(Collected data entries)
========================
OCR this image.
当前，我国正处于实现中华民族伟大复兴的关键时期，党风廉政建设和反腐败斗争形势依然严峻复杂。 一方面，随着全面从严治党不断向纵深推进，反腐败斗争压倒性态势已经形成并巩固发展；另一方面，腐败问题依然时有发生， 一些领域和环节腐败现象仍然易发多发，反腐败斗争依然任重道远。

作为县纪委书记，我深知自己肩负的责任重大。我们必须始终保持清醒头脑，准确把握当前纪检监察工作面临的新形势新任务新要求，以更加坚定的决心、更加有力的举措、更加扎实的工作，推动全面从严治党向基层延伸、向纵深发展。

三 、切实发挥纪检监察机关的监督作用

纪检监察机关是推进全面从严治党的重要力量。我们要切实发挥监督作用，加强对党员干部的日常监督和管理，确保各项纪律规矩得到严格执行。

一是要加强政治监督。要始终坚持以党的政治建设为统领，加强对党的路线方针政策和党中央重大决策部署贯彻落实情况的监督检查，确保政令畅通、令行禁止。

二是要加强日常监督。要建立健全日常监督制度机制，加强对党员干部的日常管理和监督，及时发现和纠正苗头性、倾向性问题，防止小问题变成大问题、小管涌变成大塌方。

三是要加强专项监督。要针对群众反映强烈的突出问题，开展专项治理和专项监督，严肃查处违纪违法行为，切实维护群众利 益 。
========================
Each entry above is to be quoted exactly.

OCR this image.
当前，我国正处于实现中华民族伟大复兴的关键时期，党风廉政建设和反腐败斗争形势依然严峻复杂。 一方面，随着全面从严治党不断向纵深推进，反腐败斗争压倒性态势已经形成并巩固发展；另一方面，腐败问题依然时有发生， 一些领域和环节腐败现象仍然易发多发，反腐败斗争依然任重道远。

作为县纪委书记，我深知自己肩负的责任重大。我们必须始终保持清醒头脑，准确把握当前纪检监察工作面临的新形势新任务新要求，以更加坚定的决心、更加有力的举措、更加扎实的工作，推动全面从严治党向基层延伸、向纵深发展。

三 、切实发挥纪检监察机关的监督作用

纪检监察机关是推进全面从严治党的重要力量。我们要切实发挥监督作用，加强对党员干部的日常监督和管理，确保各项纪律规矩得到严格执行。

一是要加强政治监督。要始终坚持以党的政治建设为统领，加强对党的路线方针政策和党中央重大决策部署贯彻落实情况的监督检查，确保政令畅通、令行禁止。

二是要加强日常监督。要建立健全日常监督制度机制，加强对党员干部的日常管理和监督，及时发现和纠正苗头性、倾向性问题，防止小问题变成大问题、小管涌变成大塌方。

三是要加强专项监督。要针对群众反映强烈的突出问题，开展专项治理和专项监督，严肃查处违纪违法行为，切实维护群众利 益 。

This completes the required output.